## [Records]
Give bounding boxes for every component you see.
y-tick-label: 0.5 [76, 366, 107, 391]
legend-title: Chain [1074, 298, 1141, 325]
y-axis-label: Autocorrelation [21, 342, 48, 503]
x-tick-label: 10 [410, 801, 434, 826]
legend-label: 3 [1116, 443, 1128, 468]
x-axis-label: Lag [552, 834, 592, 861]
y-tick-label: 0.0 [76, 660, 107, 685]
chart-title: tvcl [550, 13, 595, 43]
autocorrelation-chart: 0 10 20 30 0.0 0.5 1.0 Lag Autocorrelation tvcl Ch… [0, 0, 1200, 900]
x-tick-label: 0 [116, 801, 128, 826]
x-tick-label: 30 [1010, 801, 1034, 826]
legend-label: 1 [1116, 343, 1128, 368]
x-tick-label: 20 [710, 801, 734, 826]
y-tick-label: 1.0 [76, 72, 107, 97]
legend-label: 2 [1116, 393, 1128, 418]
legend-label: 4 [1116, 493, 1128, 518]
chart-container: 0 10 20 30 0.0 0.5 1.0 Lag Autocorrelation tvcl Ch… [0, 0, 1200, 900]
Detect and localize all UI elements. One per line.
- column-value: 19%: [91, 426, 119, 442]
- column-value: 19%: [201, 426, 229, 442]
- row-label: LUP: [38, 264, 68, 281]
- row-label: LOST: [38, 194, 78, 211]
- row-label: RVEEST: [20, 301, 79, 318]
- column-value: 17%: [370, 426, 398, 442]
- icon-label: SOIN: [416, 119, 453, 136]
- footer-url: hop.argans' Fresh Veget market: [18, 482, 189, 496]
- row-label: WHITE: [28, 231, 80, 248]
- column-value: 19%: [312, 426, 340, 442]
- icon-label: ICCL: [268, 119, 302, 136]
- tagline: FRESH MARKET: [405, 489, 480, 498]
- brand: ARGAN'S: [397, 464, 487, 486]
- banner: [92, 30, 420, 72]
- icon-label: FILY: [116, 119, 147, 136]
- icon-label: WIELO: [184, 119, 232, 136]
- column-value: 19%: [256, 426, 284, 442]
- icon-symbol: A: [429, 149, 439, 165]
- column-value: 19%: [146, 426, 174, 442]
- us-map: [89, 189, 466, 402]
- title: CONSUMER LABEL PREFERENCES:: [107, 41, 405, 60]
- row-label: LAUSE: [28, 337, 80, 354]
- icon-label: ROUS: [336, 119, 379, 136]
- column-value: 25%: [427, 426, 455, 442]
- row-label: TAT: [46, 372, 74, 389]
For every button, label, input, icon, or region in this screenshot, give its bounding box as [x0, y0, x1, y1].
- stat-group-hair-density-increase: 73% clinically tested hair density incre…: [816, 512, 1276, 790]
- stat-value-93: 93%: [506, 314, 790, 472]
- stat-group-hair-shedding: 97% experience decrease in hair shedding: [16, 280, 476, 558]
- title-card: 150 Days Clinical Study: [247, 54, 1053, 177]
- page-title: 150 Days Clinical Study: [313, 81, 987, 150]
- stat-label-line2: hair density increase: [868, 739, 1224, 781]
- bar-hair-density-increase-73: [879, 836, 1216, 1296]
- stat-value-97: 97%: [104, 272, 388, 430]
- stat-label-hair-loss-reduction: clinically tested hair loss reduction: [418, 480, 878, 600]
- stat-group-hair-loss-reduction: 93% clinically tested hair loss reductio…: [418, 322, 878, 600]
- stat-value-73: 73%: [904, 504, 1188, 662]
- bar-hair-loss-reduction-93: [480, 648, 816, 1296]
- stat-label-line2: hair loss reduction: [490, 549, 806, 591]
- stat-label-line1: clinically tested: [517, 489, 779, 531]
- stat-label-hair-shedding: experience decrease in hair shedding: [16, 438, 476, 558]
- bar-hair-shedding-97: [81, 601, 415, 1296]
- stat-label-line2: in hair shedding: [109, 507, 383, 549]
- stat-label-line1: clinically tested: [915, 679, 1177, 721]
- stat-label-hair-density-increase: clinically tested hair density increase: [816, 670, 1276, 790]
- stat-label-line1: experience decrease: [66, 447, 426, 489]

## [WHAT YOU SHOULD DO]
Copy all of the material above line for line, with every character, number and bracket unchanged.

## [SOLUTION TO THE PROBLEM]
Give bounding boxes for every component you see.
y-tick-label: 0.5 [76, 366, 107, 391]
legend-title: Chain [1074, 298, 1141, 325]
y-axis-label: Autocorrelation [21, 342, 48, 503]
x-tick-label: 10 [410, 801, 434, 826]
legend-label: 3 [1116, 443, 1128, 468]
x-axis-label: Lag [552, 834, 592, 861]
y-tick-label: 0.0 [76, 660, 107, 685]
chart-title: tvcl [550, 13, 595, 43]
autocorrelation-chart: 0 10 20 30 0.0 0.5 1.0 Lag Autocorrelation tvcl Ch… [0, 0, 1200, 900]
x-tick-label: 0 [116, 801, 128, 826]
x-tick-label: 30 [1010, 801, 1034, 826]
legend-label: 1 [1116, 343, 1128, 368]
x-tick-label: 20 [710, 801, 734, 826]
y-tick-label: 1.0 [76, 72, 107, 97]
legend-label: 2 [1116, 393, 1128, 418]
legend-label: 4 [1116, 493, 1128, 518]
chart-container: 0 10 20 30 0.0 0.5 1.0 Lag Autocorrelation tvcl Ch… [0, 0, 1200, 900]
Detect and localize all UI elements. One per line.
- column-value: 19%: [91, 426, 119, 442]
- column-value: 19%: [201, 426, 229, 442]
- row-label: LUP: [38, 264, 68, 281]
- row-label: LOST: [38, 194, 78, 211]
- row-label: RVEEST: [20, 301, 79, 318]
- column-value: 17%: [370, 426, 398, 442]
- icon-label: SOIN: [416, 119, 453, 136]
- footer-url: hop.argans' Fresh Veget market: [18, 482, 189, 496]
- row-label: WHITE: [28, 231, 80, 248]
- column-value: 19%: [312, 426, 340, 442]
- icon-label: ICCL: [268, 119, 302, 136]
- tagline: FRESH MARKET: [405, 489, 480, 498]
- brand: ARGAN'S: [397, 464, 487, 486]
- banner: [92, 30, 420, 72]
- icon-label: FILY: [116, 119, 147, 136]
- icon-label: WIELO: [184, 119, 232, 136]
- column-value: 19%: [256, 426, 284, 442]
- icon-symbol: A: [429, 149, 439, 165]
- column-value: 19%: [146, 426, 174, 442]
- us-map: [89, 189, 466, 402]
- title: CONSUMER LABEL PREFERENCES:: [107, 41, 405, 60]
- row-label: LAUSE: [28, 337, 80, 354]
- icon-label: ROUS: [336, 119, 379, 136]
- column-value: 25%: [427, 426, 455, 442]
- row-label: TAT: [46, 372, 74, 389]
For every button, label, input, icon, or region in this screenshot, give its bounding box as [x0, y0, x1, y1].
- stat-group-hair-density-increase: 73% clinically tested hair density incre…: [816, 512, 1276, 790]
- stat-value-93: 93%: [506, 314, 790, 472]
- stat-group-hair-shedding: 97% experience decrease in hair shedding: [16, 280, 476, 558]
- title-card: 150 Days Clinical Study: [247, 54, 1053, 177]
- page-title: 150 Days Clinical Study: [313, 81, 987, 150]
- stat-label-line2: hair density increase: [868, 739, 1224, 781]
- bar-hair-density-increase-73: [879, 836, 1216, 1296]
- stat-value-97: 97%: [104, 272, 388, 430]
- stat-label-hair-loss-reduction: clinically tested hair loss reduction: [418, 480, 878, 600]
- stat-group-hair-loss-reduction: 93% clinically tested hair loss reductio…: [418, 322, 878, 600]
- stat-value-73: 73%: [904, 504, 1188, 662]
- bar-hair-loss-reduction-93: [480, 648, 816, 1296]
- stat-label-line2: hair loss reduction: [490, 549, 806, 591]
- stat-label-line1: clinically tested: [517, 489, 779, 531]
- stat-label-hair-shedding: experience decrease in hair shedding: [16, 438, 476, 558]
- bar-hair-shedding-97: [81, 601, 415, 1296]
- stat-label-line2: in hair shedding: [109, 507, 383, 549]
- stat-label-line1: clinically tested: [915, 679, 1177, 721]
- stat-label-hair-density-increase: clinically tested hair density increase: [816, 670, 1276, 790]
- stat-label-line1: experience decrease: [66, 447, 426, 489]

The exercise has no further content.